Restate the records in their entirety, word for word.

Stored records:
++++

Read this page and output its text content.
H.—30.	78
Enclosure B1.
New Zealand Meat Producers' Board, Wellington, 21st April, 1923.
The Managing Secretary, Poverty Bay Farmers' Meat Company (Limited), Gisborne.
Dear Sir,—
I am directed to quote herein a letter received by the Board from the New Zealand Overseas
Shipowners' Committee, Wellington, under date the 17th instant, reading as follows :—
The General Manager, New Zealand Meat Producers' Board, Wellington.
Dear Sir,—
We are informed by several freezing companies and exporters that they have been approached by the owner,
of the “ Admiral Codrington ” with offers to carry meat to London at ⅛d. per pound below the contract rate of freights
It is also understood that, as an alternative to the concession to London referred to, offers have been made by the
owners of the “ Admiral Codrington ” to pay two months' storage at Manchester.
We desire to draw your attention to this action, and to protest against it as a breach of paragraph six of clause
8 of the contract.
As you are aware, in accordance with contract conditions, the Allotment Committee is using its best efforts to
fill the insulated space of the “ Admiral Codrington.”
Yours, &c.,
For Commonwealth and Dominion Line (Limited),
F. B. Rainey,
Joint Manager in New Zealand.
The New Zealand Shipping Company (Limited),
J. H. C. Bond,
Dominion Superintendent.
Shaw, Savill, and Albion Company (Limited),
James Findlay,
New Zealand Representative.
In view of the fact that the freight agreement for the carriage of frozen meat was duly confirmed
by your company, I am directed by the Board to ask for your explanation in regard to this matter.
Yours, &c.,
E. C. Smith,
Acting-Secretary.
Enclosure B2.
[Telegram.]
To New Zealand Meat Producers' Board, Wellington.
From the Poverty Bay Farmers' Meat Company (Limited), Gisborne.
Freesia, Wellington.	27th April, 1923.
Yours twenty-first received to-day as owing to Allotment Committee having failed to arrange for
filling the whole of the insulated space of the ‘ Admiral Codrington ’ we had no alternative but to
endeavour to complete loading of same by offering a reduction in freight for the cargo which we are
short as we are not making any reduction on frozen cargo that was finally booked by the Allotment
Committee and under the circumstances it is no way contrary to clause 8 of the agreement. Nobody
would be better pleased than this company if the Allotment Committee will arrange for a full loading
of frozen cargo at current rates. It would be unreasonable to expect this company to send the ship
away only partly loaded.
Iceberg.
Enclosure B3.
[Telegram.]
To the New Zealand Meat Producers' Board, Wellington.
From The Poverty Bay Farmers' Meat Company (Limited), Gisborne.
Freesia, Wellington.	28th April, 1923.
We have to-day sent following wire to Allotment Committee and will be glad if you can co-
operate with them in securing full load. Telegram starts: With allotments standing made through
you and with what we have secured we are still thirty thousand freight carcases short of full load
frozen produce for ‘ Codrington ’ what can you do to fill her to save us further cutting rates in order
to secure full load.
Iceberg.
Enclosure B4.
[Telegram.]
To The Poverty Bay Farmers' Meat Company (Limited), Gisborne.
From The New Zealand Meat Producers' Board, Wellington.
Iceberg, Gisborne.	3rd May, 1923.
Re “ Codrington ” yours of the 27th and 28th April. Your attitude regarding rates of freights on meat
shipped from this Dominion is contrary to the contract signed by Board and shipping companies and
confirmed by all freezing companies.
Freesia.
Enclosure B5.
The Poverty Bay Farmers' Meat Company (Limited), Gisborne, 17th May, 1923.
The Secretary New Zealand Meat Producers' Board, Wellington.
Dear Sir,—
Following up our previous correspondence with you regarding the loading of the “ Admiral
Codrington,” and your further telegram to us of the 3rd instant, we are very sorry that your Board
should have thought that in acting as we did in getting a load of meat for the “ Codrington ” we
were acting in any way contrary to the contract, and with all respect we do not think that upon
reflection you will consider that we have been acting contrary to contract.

++++

• EXERCISE SOLUTION:
Read this page and output its text content.
H.—30.	78
Enclosure B1.
New Zealand Meat Producers' Board, Wellington, 21st April, 1923.
The Managing Secretary, Poverty Bay Farmers' Meat Company (Limited), Gisborne.
Dear Sir,—
I am directed to quote herein a letter received by the Board from the New Zealand Overseas
Shipowners' Committee, Wellington, under date the 17th instant, reading as follows :—
The General Manager, New Zealand Meat Producers' Board, Wellington.
Dear Sir,—
We are informed by several freezing companies and exporters that they have been approached by the owner,
of the “ Admiral Codrington ” with offers to carry meat to London at ⅛d. per pound below the contract rate of freights
It is also understood that, as an alternative to the concession to London referred to, offers have been made by the
owners of the “ Admiral Codrington ” to pay two months' storage at Manchester.
We desire to draw your attention to this action, and to protest against it as a breach of paragraph six of clause
8 of the contract.
As you are aware, in accordance with contract conditions, the Allotment Committee is using its best efforts to
fill the insulated space of the “ Admiral Codrington.”
Yours, &c.,
For Commonwealth and Dominion Line (Limited),
F. B. Rainey,
Joint Manager in New Zealand.
The New Zealand Shipping Company (Limited),
J. H. C. Bond,
Dominion Superintendent.
Shaw, Savill, and Albion Company (Limited),
James Findlay,
New Zealand Representative.
In view of the fact that the freight agreement for the carriage of frozen meat was duly confirmed
by your company, I am directed by the Board to ask for your explanation in regard to this matter.
Yours, &c.,
E. C. Smith,
Acting-Secretary.
Enclosure B2.
[Telegram.]
To New Zealand Meat Producers' Board, Wellington.
From the Poverty Bay Farmers' Meat Company (Limited), Gisborne.
Freesia, Wellington.	27th April, 1923.
Yours twenty-first received to-day as owing to Allotment Committee having failed to arrange for
filling the whole of the insulated space of the ‘ Admiral Codrington ’ we had no alternative but to
endeavour to complete loading of same by offering a reduction in freight for the cargo which we are
short as we are not making any reduction on frozen cargo that was finally booked by the Allotment
Committee and under the circumstances it is no way contrary to clause 8 of the agreement. Nobody
would be better pleased than this company if the Allotment Committee will arrange for a full loading
of frozen cargo at current rates. It would be unreasonable to expect this company to send the ship
away only partly loaded.
Iceberg.
Enclosure B3.
[Telegram.]
To the New Zealand Meat Producers' Board, Wellington.
From The Poverty Bay Farmers' Meat Company (Limited), Gisborne.
Freesia, Wellington.	28th April, 1923.
We have to-day sent following wire to Allotment Committee and will be glad if you can co-
operate with them in securing full load. Telegram starts: With allotments standing made through
you and with what we have secured we are still thirty thousand freight carcases short of full load
frozen produce for ‘ Codrington ’ what can you do to fill her to save us further cutting rates in order
to secure full load.
Iceberg.
Enclosure B4.
[Telegram.]
To The Poverty Bay Farmers' Meat Company (Limited), Gisborne.
From The New Zealand Meat Producers' Board, Wellington.
Iceberg, Gisborne.	3rd May, 1923.
Re “ Codrington ” yours of the 27th and 28th April. Your attitude regarding rates of freights on meat
shipped from this Dominion is contrary to the contract signed by Board and shipping companies and
confirmed by all freezing companies.
Freesia.
Enclosure B5.
The Poverty Bay Farmers' Meat Company (Limited), Gisborne, 17th May, 1923.
The Secretary New Zealand Meat Producers' Board, Wellington.
Dear Sir,—
Following up our previous correspondence with you regarding the loading of the “ Admiral
Codrington,” and your further telegram to us of the 3rd instant, we are very sorry that your Board
should have thought that in acting as we did in getting a load of meat for the “ Codrington ” we
were acting in any way contrary to the contract, and with all respect we do not think that upon
reflection you will consider that we have been acting contrary to contract.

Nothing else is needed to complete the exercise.